>> BEGIN

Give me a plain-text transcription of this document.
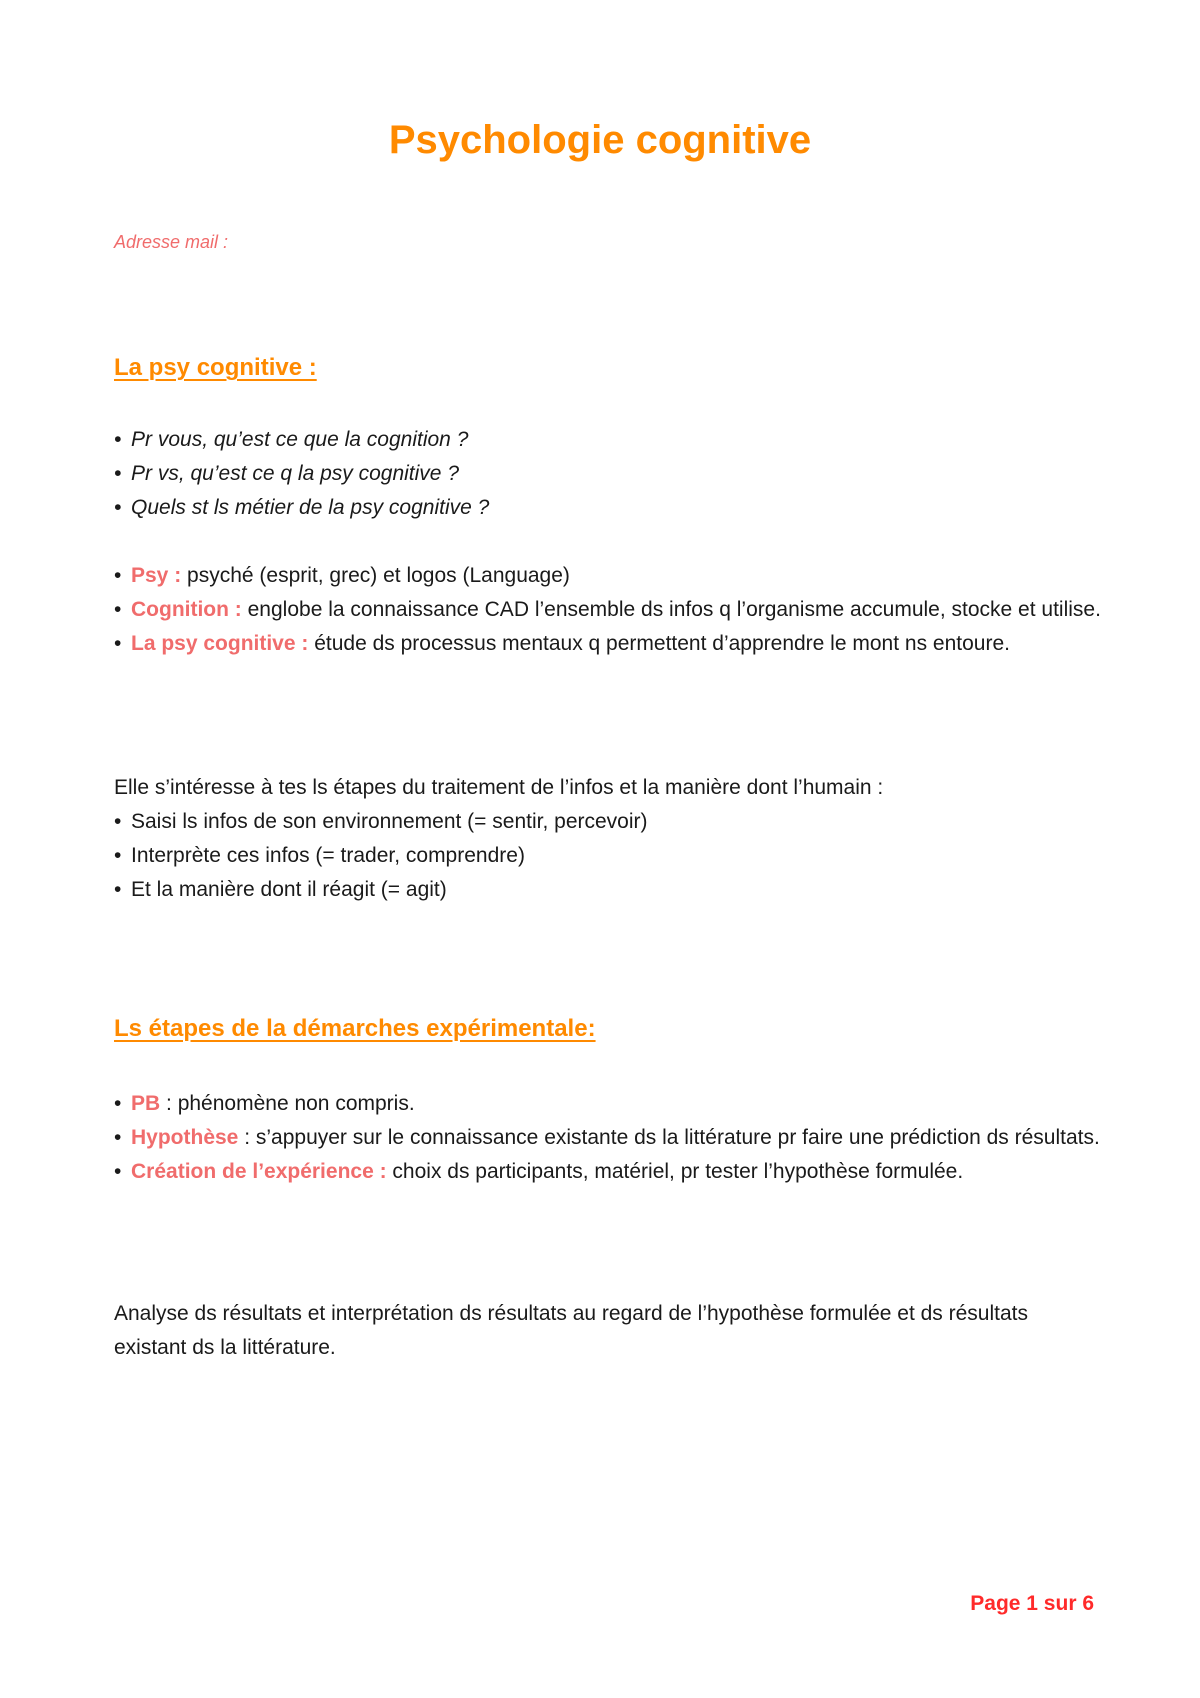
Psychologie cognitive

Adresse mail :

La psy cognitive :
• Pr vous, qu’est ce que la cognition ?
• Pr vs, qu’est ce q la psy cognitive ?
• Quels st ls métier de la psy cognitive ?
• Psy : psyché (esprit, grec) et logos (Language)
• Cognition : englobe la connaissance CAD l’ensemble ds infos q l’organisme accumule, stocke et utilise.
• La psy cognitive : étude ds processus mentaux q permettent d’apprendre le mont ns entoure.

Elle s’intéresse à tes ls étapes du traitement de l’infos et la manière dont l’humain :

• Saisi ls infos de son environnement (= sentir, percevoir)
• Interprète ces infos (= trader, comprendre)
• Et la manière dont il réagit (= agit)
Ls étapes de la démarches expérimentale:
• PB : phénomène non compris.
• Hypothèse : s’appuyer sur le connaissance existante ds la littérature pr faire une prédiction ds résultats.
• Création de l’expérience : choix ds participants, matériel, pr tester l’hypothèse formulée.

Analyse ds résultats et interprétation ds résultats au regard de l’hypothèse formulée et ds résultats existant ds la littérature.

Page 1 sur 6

>> END

◆ Brief:
Repeat each entry precisely as it appears. Leave the pictures out.

◆ Reply:
Give me a plain-text transcription of this document.
Psychologie cognitive

Adresse mail :

La psy cognitive :
• Pr vous, qu’est ce que la cognition ?
• Pr vs, qu’est ce q la psy cognitive ?
• Quels st ls métier de la psy cognitive ?
• Psy : psyché (esprit, grec) et logos (Language)
• Cognition : englobe la connaissance CAD l’ensemble ds infos q l’organisme accumule, stocke et utilise.
• La psy cognitive : étude ds processus mentaux q permettent d’apprendre le mont ns entoure.

Elle s’intéresse à tes ls étapes du traitement de l’infos et la manière dont l’humain :

• Saisi ls infos de son environnement (= sentir, percevoir)
• Interprète ces infos (= trader, comprendre)
• Et la manière dont il réagit (= agit)
Ls étapes de la démarches expérimentale:
• PB : phénomène non compris.
• Hypothèse : s’appuyer sur le connaissance existante ds la littérature pr faire une prédiction ds résultats.
• Création de l’expérience : choix ds participants, matériel, pr tester l’hypothèse formulée.

Analyse ds résultats et interprétation ds résultats au regard de l’hypothèse formulée et ds résultats existant ds la littérature.

Page 1 sur 6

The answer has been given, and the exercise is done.